WHAT IS BEING ASKED:
Where a line of the material contains the string "this", copy that line.

EXERCISE MATERIAL:
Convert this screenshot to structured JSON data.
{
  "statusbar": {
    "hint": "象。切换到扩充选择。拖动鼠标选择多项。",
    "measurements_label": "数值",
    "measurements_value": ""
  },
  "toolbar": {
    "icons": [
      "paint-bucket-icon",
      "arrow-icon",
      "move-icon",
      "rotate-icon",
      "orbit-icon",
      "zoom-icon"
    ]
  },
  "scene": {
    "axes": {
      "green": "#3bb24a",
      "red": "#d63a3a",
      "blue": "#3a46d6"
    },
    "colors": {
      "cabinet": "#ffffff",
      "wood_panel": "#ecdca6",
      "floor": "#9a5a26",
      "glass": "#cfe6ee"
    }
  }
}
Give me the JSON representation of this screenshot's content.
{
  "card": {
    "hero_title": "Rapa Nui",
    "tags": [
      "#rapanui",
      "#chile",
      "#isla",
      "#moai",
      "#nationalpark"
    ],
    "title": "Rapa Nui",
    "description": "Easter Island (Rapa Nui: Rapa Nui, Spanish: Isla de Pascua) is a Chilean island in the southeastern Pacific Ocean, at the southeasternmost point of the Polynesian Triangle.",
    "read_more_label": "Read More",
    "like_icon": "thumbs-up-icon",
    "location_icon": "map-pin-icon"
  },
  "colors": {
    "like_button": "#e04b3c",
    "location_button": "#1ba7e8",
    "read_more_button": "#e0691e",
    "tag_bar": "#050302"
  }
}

* * *

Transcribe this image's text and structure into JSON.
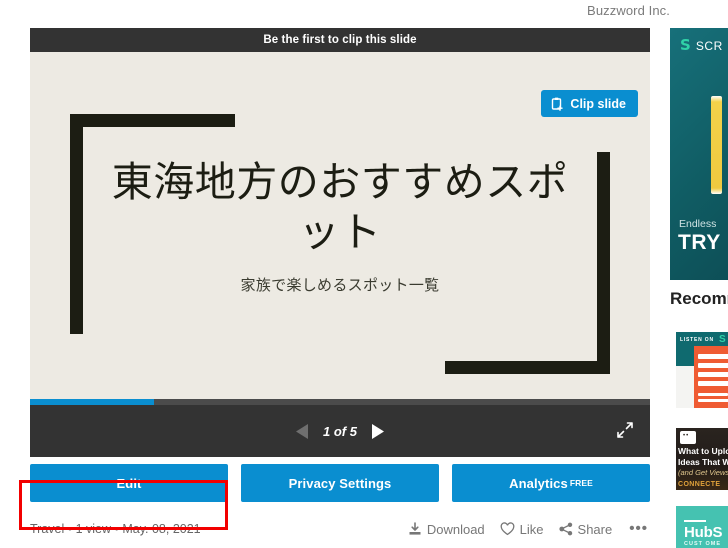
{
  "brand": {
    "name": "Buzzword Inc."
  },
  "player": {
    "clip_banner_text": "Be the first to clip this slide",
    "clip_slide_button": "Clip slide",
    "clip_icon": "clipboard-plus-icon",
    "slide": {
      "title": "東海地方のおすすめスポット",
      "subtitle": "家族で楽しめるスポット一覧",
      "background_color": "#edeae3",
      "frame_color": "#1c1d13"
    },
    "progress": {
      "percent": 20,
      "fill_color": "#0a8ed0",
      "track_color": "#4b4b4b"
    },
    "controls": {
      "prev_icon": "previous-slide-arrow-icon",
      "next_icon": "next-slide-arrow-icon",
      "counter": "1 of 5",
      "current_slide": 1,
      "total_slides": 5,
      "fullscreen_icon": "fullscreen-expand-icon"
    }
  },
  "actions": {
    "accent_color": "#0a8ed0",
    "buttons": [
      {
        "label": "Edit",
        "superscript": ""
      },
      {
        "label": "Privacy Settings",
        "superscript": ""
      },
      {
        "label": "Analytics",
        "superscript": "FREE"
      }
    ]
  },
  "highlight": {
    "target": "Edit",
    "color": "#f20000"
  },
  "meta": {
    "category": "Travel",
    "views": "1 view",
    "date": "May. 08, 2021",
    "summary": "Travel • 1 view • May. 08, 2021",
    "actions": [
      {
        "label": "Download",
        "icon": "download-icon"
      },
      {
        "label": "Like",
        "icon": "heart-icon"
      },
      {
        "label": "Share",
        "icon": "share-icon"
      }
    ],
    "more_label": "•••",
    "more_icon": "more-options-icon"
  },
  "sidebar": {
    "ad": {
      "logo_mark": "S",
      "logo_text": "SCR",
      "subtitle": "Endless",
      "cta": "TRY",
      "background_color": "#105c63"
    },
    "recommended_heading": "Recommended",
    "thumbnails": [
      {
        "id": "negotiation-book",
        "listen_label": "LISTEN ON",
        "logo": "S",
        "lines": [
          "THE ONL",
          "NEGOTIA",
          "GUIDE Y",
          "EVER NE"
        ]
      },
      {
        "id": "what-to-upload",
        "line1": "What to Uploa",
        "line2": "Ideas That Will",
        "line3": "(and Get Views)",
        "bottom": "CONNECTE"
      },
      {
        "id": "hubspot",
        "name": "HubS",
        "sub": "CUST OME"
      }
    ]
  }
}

* * *

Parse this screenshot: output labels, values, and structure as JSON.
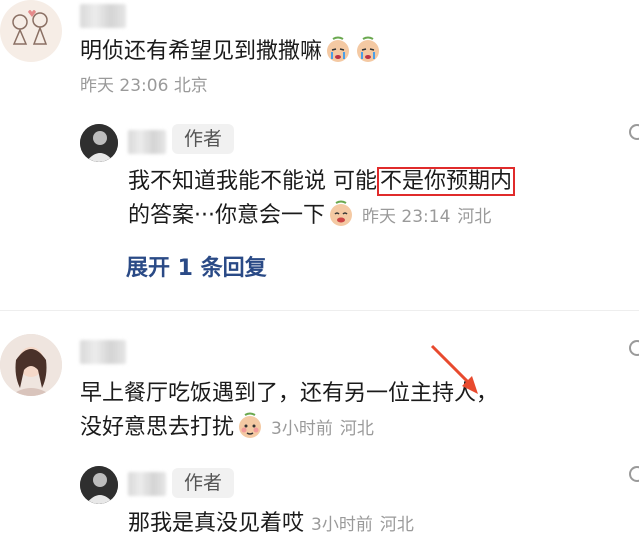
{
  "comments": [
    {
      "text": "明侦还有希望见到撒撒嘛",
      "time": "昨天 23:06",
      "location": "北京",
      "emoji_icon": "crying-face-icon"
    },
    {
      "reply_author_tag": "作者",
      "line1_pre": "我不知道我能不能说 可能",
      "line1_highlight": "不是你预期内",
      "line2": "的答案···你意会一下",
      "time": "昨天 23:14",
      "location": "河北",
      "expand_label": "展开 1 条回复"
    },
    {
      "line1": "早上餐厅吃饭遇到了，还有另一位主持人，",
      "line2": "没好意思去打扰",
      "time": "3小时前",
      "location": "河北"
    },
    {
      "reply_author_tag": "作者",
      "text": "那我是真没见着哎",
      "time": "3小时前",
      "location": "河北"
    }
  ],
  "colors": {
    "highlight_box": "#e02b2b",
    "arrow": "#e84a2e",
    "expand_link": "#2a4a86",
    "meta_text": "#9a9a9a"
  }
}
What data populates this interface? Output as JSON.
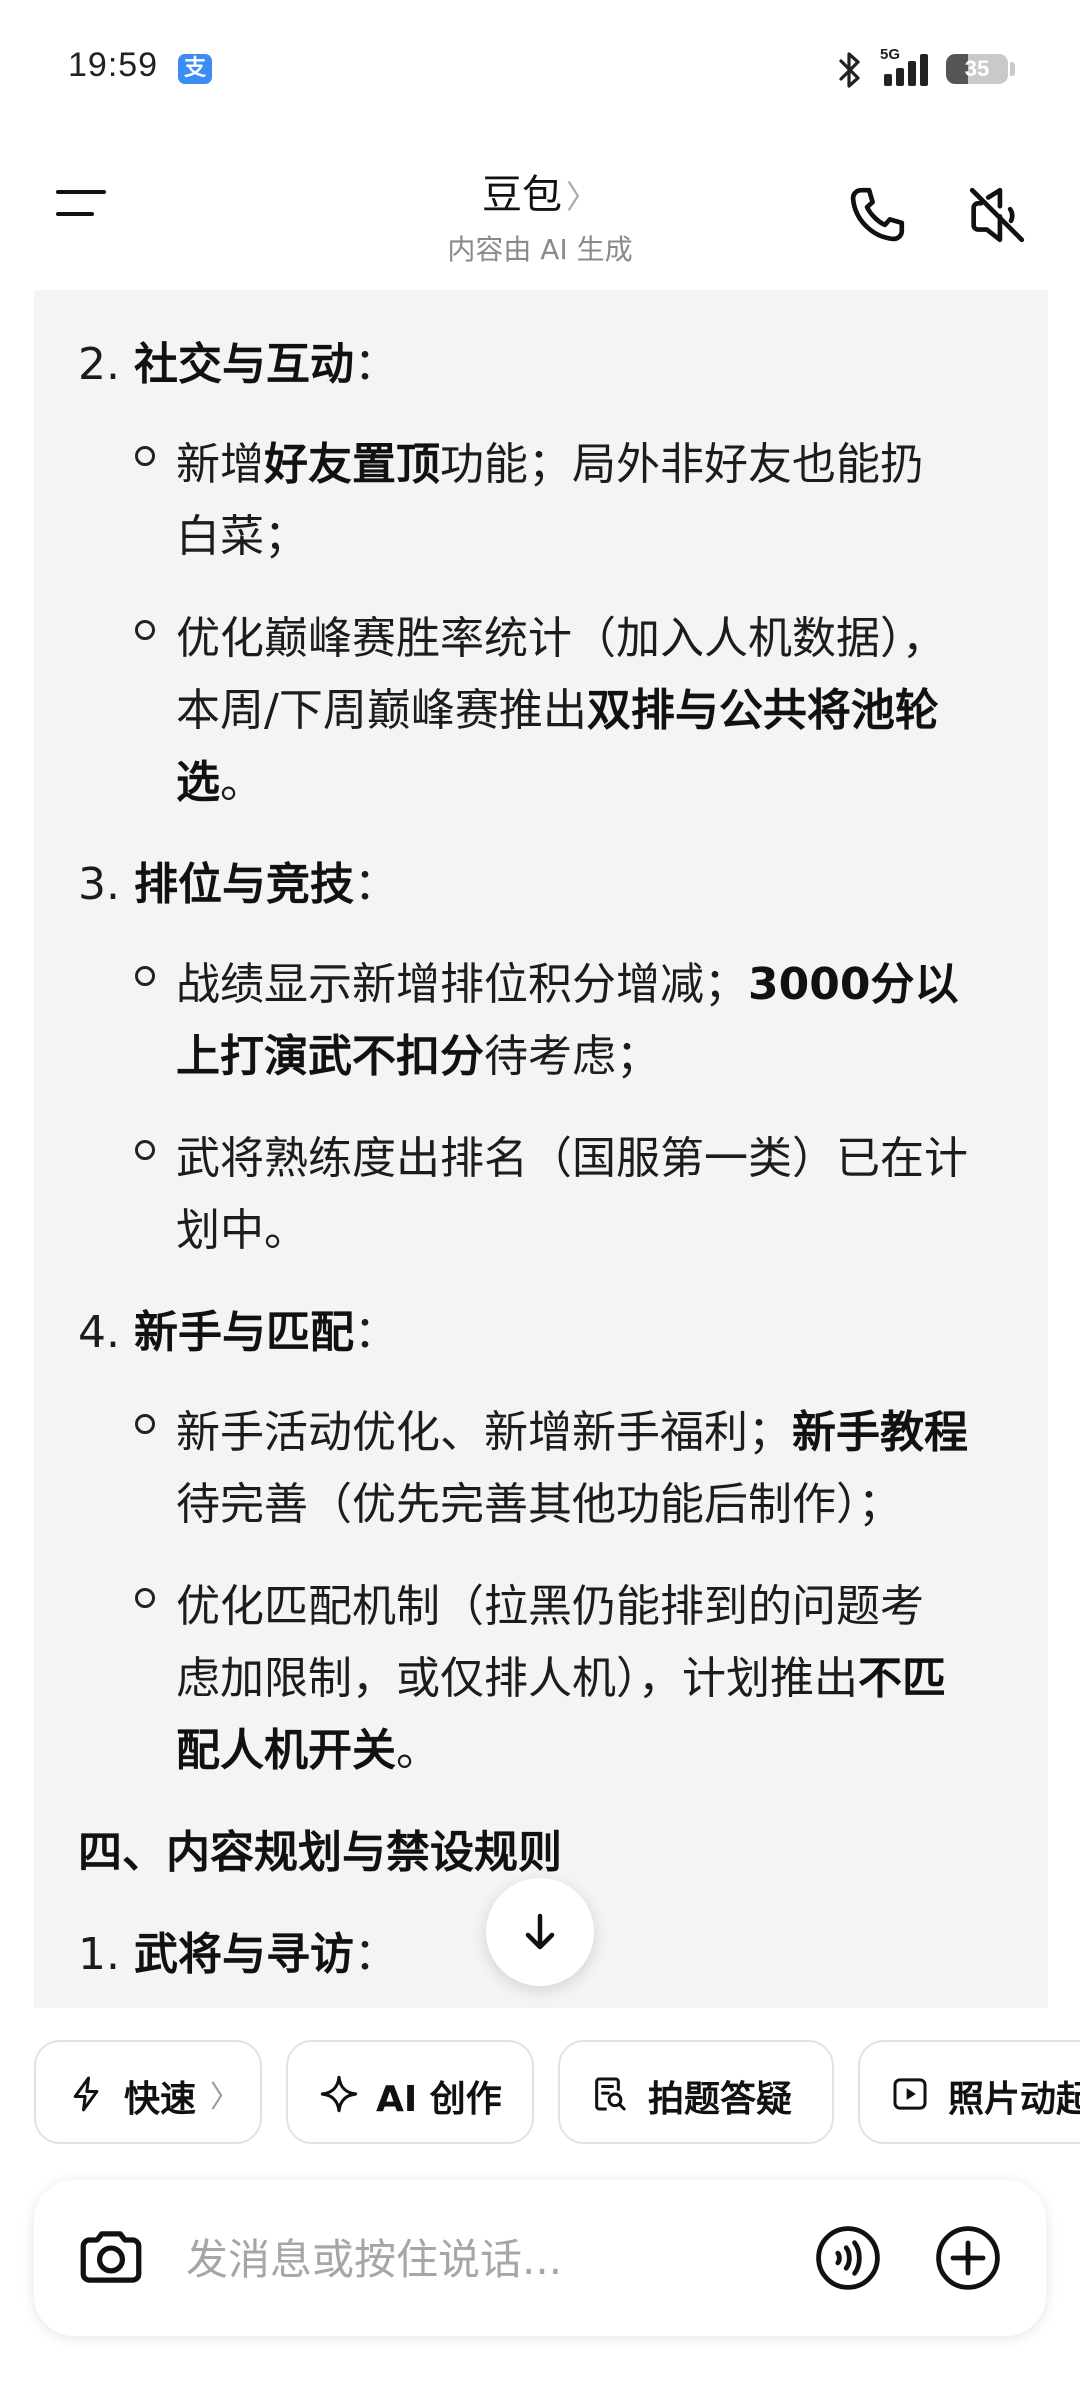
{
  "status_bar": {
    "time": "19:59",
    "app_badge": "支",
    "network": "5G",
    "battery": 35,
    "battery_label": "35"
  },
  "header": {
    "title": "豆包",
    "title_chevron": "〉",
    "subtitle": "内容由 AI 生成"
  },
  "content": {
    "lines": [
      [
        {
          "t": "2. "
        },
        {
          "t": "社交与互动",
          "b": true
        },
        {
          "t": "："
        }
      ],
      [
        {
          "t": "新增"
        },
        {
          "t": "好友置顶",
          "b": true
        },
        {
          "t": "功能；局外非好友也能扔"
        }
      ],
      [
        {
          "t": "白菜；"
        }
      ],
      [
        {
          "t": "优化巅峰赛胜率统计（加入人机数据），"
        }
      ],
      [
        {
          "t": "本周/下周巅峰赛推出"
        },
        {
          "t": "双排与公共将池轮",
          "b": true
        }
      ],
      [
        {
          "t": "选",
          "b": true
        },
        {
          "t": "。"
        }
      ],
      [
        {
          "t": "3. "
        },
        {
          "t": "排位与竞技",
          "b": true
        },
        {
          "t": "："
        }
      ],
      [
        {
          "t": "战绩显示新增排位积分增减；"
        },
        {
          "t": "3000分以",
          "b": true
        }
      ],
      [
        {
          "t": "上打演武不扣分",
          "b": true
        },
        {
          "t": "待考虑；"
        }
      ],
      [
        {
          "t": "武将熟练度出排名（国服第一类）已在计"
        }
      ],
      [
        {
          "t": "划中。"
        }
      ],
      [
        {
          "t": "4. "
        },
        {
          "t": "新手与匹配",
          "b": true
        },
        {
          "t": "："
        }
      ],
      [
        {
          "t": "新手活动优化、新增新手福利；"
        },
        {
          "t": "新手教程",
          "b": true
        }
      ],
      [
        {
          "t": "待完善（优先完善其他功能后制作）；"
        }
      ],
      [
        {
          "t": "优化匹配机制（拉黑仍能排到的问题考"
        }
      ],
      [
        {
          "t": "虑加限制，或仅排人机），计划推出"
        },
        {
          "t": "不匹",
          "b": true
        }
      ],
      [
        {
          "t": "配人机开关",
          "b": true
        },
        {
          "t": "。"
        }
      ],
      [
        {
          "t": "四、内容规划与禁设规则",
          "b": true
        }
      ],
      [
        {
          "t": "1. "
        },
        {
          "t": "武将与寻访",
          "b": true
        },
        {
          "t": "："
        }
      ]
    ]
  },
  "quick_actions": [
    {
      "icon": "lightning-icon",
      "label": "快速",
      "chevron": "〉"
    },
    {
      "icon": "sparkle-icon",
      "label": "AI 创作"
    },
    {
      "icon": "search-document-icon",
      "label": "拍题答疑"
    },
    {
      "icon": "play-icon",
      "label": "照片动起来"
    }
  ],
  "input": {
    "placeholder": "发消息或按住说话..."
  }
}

EXPECTED OUTPUT:
Convert this screenshot to structured JSON data.
Give me the JSON representation of this screenshot's content.
Transcribe this image's text and structure into JSON.
    "clip_banner_text": "Be the first to clip this slide",
Parse this screenshot: output labels, values, and structure as JSON.
What data populates this interface? Output as JSON.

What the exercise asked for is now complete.